→ What you will do
A – From the MindSinger project description, repeat the passage between "Challenges we ran" and "reading the most.", inclusive.
B – According to the MindSinger project description, how many texts were in the dataset used to build the NLP model?

→ Study text
══════════════════════════════
Inspiration
We all like to listen to some music when reading articles online. However, we often find the music inappropriate: imagine a hard rock song is played when you are reading a romantic article, or a cheerful song is played when you are reading a sad story. Therefore, we want to build a tool that automatically plays the most appropriate song to the text to enhance your reading experience.
What it does
MindSinger takes a text input and conduct sentiment analysis on it. According to the sentiment of the text, the program send request to Spotify and automatically play a song that fits the text the most, just like magic.
How we built it
To build the NLP model, we find a dataset of 20000 texts and related emotions. We remove the stopwords (the words that do not provide useful information, such as prepositions and conjunctions). We "stem" a text, that is, reduce the words to their stem. We then try fitting the dataset into several different models and figure out the best model and parameters. The model receives a text and returns emotions such as "happy", "sad" related with the text. To build the front-end, we use a Python library Flask. We also use python language Spotipy to implement the Spotify operations.
Challenges we ran into
The state-of-the-art NLP sentiment analysis models focus on producing a negative/positive classification of the text. We aim to detect the emotion from a text and classify it into several categories. So instead of using an existing model, we build our own. We first do some feature engineering on a dataset. For example, we "stem" a text, that is, reduce the words to their stem. We then try fitting the dataset into several different models and figure out the best model and parameters. We also met some challenges in the software development process. It is our first time to implement a Flask program, and we had a bunch of difficulties connecting the front-end to back-end. Luckily, we fixed all of them.
Accomplishments that we're proud of
We are proud to produce a smart enough tool to give you a song that fits the text you are reading the most.
What we learned
None of our team members have written NLP models before. We learned about techniques to preprocess text to feed into NLP model. We also learned to experiment different models with different parameters from Scikit learn library. We also learned to make front-end webpage work with back-end NLP model
What's next for MindSinger
Due to the limited time, we didn't have a chance to make MindSinger as a Chrome extension, which we believe is the best format of the app. For the next steps, we will implement MindSinger as a browser extension. Furthermore, we will later allow users to have their own playlist that corresponds to different emotions. Of course, our text sentiment analysis model is far from perfect. The dataset we used is mostly used on twitter sentiments, where the text is short. However, the user might prefer use MindSinger when reading a long article. Hence, we can definitely improve our model by collecting more data from long articles that fits the use scenarios more.
══════════════════════════════
→ Supplied material

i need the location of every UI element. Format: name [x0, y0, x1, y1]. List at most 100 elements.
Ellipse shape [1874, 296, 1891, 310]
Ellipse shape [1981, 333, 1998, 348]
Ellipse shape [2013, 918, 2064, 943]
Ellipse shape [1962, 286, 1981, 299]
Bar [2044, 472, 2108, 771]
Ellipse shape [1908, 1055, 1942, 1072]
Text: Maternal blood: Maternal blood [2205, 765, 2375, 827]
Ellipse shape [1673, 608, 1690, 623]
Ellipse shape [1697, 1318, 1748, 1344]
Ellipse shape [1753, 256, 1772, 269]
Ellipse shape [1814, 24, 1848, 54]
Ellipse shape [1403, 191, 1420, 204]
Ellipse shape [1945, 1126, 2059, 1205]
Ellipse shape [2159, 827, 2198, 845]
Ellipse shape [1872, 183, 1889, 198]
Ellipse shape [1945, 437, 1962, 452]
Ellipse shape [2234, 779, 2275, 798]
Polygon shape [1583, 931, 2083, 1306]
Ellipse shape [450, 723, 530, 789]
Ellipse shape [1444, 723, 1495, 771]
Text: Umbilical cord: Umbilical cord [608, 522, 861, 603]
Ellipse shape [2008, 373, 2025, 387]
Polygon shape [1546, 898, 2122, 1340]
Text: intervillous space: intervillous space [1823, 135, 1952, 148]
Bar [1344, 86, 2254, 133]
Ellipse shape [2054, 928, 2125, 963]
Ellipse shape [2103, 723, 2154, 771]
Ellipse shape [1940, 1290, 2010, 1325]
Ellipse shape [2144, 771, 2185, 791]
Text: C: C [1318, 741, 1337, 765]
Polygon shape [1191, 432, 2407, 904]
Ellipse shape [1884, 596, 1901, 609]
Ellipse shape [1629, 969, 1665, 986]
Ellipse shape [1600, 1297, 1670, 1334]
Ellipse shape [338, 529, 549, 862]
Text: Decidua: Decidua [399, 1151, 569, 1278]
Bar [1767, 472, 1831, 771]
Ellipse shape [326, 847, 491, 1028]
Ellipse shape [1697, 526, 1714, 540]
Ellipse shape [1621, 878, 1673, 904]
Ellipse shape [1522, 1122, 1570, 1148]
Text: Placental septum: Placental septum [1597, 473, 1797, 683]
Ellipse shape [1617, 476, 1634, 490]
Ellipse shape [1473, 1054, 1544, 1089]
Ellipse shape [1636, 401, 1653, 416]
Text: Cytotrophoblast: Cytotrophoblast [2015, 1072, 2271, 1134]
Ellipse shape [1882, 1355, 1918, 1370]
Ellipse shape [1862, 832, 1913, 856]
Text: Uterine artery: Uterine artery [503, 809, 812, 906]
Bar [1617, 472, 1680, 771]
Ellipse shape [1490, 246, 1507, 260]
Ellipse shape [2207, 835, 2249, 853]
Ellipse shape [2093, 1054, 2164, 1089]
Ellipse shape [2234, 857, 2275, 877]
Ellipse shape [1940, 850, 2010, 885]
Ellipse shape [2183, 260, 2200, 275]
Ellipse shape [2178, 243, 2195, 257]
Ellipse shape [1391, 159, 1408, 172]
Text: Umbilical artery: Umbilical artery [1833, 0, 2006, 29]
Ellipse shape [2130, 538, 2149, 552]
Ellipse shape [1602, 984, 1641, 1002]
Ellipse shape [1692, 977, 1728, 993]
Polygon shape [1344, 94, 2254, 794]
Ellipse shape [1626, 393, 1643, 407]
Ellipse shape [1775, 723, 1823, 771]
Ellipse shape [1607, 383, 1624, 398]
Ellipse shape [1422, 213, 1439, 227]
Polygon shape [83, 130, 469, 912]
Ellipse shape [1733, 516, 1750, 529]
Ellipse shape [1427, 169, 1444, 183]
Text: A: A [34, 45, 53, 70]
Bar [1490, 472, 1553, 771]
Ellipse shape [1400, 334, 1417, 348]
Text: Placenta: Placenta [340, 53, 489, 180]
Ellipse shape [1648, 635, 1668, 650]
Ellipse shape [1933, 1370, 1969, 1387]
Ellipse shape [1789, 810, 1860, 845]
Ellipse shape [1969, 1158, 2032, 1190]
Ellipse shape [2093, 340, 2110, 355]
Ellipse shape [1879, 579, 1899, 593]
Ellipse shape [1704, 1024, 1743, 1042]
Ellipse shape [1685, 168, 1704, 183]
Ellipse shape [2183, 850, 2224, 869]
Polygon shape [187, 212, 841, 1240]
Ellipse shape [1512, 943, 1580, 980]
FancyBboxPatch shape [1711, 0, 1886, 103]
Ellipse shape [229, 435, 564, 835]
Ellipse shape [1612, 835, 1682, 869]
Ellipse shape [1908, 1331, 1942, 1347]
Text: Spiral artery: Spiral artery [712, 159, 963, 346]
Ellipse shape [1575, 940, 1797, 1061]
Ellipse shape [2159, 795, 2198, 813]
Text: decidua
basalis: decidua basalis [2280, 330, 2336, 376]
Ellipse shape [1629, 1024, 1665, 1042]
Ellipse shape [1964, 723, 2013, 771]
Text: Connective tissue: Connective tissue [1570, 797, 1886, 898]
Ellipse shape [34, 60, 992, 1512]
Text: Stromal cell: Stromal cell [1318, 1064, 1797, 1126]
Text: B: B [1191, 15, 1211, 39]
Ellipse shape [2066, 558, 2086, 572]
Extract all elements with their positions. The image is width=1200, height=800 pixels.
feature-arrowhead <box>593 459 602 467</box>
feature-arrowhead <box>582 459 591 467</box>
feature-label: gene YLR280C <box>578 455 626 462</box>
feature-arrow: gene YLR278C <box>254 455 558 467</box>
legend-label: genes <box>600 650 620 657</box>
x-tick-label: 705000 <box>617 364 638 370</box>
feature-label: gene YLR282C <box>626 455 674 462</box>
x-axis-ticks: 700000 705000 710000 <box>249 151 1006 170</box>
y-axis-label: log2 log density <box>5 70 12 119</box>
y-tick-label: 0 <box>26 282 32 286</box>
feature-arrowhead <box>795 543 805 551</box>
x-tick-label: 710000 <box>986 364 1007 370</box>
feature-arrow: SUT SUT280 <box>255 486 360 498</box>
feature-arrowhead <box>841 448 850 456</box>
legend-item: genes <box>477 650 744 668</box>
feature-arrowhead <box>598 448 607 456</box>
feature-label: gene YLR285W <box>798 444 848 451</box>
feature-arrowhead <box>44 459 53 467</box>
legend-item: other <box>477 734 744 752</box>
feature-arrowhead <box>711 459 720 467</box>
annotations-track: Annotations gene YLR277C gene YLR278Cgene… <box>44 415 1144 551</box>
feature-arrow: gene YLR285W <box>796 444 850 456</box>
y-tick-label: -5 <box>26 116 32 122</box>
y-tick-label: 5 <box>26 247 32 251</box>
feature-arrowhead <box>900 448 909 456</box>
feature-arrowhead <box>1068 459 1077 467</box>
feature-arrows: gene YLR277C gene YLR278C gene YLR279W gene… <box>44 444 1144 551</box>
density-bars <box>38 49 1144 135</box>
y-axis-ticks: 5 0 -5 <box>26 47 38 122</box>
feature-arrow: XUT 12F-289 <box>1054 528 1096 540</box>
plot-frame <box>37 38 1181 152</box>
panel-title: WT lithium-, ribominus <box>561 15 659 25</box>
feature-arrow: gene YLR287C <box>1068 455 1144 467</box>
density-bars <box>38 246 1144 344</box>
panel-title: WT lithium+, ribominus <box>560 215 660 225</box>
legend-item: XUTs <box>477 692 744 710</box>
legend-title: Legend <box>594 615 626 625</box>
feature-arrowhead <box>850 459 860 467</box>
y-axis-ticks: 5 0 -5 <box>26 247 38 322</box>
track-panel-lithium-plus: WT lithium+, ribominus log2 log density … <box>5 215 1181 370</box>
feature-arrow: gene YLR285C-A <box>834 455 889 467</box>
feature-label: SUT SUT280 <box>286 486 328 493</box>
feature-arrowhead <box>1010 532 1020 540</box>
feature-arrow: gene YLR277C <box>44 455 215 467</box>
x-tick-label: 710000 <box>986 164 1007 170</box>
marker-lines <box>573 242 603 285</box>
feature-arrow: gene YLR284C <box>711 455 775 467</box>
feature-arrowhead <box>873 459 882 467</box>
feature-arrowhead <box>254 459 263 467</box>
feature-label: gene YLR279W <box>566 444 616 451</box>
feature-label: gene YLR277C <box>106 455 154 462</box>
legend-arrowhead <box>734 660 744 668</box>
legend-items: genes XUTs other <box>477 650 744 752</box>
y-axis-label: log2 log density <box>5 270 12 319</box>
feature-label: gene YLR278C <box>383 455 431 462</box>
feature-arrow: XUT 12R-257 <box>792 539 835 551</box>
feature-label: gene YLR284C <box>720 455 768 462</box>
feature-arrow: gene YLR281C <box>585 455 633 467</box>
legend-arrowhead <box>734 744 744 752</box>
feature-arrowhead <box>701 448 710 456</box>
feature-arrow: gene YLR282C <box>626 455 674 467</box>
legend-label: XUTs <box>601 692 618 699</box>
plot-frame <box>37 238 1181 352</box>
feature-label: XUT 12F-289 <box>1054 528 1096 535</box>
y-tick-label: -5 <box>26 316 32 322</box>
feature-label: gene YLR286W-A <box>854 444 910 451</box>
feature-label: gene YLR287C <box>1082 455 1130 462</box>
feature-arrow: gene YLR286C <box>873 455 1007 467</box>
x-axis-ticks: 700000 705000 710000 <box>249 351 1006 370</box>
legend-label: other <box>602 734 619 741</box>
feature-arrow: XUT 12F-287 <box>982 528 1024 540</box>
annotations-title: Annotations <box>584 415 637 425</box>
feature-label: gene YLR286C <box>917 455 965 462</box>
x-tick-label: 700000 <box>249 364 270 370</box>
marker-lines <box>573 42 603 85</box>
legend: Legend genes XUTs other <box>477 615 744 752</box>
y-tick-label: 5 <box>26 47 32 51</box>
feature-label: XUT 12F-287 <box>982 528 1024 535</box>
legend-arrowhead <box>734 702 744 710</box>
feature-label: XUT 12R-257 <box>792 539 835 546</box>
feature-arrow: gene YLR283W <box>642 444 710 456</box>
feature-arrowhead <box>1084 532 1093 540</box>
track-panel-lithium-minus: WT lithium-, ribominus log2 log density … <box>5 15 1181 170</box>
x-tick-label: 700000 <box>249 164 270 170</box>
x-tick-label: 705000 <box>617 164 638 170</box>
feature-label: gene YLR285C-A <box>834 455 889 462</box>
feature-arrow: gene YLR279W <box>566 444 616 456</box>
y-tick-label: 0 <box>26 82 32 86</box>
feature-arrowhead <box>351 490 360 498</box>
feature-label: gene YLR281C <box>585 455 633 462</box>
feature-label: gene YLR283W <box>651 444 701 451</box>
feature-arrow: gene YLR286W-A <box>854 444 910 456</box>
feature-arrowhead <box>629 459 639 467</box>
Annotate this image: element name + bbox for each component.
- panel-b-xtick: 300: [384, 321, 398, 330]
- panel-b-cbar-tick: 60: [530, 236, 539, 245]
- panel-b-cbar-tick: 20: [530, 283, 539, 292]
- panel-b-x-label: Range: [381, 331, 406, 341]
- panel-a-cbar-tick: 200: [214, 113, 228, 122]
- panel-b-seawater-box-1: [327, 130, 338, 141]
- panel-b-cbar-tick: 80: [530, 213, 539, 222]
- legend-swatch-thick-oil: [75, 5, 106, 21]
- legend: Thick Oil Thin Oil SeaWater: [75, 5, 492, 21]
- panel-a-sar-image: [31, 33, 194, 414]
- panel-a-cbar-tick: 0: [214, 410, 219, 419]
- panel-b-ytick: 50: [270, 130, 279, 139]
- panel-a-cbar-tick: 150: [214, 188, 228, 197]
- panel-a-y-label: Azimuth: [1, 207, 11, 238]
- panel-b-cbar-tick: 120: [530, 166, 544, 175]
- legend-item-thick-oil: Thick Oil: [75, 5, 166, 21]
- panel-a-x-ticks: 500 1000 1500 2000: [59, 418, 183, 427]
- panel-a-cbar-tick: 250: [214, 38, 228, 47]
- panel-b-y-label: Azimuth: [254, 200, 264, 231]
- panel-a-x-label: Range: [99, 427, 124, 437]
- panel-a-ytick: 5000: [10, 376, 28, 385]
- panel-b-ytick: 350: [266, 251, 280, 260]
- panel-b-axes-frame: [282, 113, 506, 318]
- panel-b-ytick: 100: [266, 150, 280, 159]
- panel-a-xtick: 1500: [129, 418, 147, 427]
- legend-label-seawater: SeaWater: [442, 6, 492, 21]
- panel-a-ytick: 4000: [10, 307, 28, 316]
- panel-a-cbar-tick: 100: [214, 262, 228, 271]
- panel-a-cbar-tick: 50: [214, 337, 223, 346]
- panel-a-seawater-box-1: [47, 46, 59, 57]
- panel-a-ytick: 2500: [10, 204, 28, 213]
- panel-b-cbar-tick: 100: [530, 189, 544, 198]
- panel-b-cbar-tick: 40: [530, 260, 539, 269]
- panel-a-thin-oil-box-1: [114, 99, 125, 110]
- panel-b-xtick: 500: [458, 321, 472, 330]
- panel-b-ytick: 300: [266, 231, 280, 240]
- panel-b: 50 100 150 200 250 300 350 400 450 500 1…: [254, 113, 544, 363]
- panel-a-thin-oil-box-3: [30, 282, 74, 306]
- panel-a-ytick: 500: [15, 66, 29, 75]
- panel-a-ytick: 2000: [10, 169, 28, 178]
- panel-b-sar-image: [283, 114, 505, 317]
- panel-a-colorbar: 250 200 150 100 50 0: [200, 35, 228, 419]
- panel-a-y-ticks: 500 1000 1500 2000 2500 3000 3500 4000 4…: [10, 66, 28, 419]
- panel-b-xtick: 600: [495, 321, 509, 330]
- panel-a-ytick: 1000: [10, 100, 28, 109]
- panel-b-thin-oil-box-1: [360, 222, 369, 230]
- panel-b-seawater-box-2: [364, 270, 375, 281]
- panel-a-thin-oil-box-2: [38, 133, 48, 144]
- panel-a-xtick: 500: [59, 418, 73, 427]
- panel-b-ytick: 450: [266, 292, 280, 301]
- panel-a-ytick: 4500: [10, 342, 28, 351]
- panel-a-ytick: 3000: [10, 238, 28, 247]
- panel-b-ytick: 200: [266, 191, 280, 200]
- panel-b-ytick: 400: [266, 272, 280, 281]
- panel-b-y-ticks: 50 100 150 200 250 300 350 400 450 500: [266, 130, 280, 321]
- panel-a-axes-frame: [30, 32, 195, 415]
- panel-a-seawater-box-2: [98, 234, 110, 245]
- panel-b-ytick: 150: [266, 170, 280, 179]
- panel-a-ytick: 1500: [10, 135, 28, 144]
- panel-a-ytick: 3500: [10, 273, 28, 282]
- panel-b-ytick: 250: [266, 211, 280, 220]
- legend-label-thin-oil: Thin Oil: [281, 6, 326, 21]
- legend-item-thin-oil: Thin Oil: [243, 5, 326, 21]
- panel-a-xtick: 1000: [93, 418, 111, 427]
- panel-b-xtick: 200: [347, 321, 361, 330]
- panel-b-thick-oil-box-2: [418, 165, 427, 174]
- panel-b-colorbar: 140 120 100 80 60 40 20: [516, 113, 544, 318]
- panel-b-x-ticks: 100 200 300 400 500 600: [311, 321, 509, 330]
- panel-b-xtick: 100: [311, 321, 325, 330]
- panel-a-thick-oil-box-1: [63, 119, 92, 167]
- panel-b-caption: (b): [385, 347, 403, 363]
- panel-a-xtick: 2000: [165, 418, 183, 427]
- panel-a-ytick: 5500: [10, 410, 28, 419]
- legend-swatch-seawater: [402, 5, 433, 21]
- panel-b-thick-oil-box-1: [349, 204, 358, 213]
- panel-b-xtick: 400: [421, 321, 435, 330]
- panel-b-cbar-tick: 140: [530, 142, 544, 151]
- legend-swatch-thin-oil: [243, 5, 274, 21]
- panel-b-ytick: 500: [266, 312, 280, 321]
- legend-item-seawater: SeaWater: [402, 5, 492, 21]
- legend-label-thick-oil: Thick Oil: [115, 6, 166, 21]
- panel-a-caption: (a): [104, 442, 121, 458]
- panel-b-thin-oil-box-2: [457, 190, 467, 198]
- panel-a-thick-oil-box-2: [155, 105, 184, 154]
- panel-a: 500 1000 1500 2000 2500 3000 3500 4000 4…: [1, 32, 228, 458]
══════════════════════════════
→ Answers by task
A –
Challenges we ran into
The state-of-the-art NLP sentiment analysis models focus on producing a negative/positive classification of the text. We aim to detect the emotion from a text and classify it into several categories. So instead of using an existing model, we build our own. We first do some feature engineering on a dataset. For example, we "stem" a text, that is, reduce the words to their stem. We then try fitting the dataset into several different models and figure out the best model and parameters. We also met some challenges in the software development process. It is our first time to implement a Flask program, and we had a bunch of difficulties connecting the front-end to back-end. Luckily, we fixed all of them.
Accomplishments that we're proud of
We are proud to produce a smart enough tool to give you a song that fits the text you are reading the most.

B – The dataset held 20000 texts, each with related emotions.